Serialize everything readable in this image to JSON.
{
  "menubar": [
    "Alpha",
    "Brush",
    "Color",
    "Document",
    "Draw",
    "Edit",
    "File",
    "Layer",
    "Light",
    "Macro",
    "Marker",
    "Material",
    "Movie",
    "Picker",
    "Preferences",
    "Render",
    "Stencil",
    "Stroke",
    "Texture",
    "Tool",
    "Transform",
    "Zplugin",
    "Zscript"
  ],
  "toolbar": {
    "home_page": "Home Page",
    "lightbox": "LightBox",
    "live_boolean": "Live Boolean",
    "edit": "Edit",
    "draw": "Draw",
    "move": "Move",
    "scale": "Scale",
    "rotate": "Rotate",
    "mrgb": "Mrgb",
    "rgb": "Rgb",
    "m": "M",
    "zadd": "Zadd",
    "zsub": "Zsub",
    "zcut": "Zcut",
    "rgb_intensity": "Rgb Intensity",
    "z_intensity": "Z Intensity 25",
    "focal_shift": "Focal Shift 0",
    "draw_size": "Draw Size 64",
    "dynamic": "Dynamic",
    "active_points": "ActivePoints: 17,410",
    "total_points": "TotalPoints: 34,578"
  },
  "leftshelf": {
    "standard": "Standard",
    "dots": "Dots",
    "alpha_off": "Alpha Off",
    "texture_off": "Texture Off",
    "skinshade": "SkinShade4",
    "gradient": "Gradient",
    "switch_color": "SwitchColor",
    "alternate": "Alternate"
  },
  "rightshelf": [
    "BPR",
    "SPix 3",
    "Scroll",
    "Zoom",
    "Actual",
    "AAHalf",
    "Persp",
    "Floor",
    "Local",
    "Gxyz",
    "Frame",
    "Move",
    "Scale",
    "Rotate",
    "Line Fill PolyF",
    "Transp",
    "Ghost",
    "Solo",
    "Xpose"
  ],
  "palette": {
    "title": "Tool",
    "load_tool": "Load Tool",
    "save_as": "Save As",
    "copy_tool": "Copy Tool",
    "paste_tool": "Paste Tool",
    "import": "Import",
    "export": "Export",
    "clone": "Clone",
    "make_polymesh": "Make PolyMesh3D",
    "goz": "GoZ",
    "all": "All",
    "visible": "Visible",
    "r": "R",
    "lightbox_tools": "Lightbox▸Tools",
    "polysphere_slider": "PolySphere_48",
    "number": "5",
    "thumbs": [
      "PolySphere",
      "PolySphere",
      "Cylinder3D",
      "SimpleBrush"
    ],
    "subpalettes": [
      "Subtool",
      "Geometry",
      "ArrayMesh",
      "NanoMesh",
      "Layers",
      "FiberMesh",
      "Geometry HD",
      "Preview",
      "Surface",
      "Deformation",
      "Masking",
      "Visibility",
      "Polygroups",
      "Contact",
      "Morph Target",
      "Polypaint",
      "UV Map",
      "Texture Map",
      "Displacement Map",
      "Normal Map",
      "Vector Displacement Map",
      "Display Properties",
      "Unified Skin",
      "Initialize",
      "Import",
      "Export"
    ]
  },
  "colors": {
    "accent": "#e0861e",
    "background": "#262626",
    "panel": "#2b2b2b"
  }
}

* Stated goal
Every line of the listing that holds "Texture" should be found and copied.

* Correct response
    "Texture",
    "texture_off": "Texture Off",
      "Texture Map",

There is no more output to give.